(Raw records)
◆ ◆ ◆ ◆ ◆

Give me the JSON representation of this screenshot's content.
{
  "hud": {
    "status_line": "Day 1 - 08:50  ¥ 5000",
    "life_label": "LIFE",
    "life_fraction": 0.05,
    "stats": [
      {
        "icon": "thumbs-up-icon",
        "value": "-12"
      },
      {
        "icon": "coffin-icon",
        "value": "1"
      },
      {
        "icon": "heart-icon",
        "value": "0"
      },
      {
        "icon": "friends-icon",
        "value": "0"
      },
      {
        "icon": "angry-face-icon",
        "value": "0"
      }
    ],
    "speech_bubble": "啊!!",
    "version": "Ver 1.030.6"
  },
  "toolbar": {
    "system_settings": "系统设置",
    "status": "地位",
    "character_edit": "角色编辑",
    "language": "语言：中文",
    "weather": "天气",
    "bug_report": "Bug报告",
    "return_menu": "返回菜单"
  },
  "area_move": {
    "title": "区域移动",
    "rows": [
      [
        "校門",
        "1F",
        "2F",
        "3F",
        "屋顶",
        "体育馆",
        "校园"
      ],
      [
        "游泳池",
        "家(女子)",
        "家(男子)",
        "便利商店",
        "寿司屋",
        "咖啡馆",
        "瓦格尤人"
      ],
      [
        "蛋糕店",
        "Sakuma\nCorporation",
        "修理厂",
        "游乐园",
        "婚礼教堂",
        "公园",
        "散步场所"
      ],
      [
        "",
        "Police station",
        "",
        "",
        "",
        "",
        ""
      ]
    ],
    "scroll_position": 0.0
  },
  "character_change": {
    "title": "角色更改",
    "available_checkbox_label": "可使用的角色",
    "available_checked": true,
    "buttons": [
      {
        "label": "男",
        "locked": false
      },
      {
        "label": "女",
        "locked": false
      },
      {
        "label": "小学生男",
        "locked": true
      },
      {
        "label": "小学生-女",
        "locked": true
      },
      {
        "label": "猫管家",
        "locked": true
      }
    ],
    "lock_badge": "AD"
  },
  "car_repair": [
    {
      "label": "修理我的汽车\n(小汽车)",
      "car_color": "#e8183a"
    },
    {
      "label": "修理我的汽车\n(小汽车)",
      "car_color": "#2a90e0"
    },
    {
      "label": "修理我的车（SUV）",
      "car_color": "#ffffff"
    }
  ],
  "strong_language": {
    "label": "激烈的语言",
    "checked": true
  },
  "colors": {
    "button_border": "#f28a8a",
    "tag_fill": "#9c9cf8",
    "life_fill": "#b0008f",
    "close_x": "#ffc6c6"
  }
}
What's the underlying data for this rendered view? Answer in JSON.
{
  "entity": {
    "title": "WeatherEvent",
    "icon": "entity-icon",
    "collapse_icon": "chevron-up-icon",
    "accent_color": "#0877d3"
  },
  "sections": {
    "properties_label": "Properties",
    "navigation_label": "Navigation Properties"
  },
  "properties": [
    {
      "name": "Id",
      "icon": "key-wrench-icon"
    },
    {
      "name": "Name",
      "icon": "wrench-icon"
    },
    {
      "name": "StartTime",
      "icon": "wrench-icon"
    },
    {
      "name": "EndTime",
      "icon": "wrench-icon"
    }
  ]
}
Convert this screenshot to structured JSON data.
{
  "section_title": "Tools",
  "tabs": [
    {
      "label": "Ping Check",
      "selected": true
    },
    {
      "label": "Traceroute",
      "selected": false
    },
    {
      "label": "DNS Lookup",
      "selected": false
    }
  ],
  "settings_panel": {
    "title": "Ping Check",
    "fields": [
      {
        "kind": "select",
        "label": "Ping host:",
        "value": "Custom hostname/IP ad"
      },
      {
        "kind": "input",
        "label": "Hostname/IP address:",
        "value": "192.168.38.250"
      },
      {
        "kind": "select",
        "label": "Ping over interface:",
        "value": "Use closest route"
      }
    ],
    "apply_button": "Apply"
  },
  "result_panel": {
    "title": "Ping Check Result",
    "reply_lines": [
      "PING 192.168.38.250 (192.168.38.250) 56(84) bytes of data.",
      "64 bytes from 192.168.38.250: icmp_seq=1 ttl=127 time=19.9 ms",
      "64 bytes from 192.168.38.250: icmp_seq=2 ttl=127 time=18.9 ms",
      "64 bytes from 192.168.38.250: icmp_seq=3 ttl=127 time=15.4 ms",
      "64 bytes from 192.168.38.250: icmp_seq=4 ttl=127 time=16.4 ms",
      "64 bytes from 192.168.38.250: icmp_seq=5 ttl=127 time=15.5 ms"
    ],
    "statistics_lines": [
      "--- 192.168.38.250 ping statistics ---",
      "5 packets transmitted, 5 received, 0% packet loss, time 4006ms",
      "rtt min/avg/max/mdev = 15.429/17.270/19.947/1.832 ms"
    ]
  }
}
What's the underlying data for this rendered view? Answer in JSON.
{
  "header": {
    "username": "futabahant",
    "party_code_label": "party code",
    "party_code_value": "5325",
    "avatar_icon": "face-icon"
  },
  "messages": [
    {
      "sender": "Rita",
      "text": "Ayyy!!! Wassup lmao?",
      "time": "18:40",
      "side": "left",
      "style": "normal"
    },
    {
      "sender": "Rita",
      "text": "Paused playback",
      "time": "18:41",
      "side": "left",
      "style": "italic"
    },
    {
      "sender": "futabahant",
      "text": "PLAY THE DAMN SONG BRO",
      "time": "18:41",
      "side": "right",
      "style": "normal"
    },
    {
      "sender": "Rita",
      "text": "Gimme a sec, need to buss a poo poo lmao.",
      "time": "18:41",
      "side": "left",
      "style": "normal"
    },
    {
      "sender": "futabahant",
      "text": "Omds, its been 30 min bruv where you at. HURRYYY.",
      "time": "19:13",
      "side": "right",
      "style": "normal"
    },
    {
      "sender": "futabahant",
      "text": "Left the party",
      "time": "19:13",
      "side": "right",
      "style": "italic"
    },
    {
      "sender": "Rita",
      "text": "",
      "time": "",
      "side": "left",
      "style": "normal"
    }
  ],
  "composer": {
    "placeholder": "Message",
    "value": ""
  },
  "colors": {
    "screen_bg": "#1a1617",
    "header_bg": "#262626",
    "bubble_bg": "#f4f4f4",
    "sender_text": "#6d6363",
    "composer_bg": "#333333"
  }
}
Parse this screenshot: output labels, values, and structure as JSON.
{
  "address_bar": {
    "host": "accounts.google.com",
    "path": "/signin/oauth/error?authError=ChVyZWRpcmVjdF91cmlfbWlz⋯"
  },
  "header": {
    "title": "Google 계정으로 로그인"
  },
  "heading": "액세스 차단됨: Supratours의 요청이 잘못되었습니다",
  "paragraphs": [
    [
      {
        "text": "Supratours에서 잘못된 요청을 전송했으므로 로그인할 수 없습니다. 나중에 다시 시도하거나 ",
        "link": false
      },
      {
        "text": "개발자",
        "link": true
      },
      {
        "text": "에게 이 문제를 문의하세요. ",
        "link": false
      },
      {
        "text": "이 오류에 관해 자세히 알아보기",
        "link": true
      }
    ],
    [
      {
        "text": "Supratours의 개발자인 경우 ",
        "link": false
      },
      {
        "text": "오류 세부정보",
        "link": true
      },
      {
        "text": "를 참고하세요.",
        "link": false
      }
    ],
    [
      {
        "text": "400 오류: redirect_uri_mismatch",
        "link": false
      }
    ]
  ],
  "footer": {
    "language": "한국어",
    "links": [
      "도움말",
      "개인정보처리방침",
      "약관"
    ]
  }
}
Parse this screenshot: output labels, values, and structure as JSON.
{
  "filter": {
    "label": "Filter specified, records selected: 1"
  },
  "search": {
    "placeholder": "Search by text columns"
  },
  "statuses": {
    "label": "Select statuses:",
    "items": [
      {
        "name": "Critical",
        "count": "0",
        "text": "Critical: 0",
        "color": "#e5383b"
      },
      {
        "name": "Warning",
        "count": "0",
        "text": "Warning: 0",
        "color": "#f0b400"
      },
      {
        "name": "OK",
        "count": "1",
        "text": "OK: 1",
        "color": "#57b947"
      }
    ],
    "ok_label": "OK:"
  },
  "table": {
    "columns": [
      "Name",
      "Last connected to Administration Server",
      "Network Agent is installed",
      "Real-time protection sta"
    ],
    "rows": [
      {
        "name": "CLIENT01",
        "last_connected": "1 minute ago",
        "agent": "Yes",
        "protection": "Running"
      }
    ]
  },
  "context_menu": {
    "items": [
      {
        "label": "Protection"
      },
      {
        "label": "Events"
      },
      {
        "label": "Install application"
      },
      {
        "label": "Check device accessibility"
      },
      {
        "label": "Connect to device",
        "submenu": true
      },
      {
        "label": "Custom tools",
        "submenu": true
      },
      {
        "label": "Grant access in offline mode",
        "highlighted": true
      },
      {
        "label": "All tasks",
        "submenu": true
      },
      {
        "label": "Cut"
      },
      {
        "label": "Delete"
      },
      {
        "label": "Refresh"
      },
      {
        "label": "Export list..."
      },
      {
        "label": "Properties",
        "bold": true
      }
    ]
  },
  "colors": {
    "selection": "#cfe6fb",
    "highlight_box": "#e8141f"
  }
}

◆ ◆ ◆ ◆ ◆

| TASK STATEMENT |
Pick out the lines that have the word "placeholder". Copy them all.

| EXERCISE ANSWER |
    "placeholder": "Message",
    "placeholder": "Search by text columns"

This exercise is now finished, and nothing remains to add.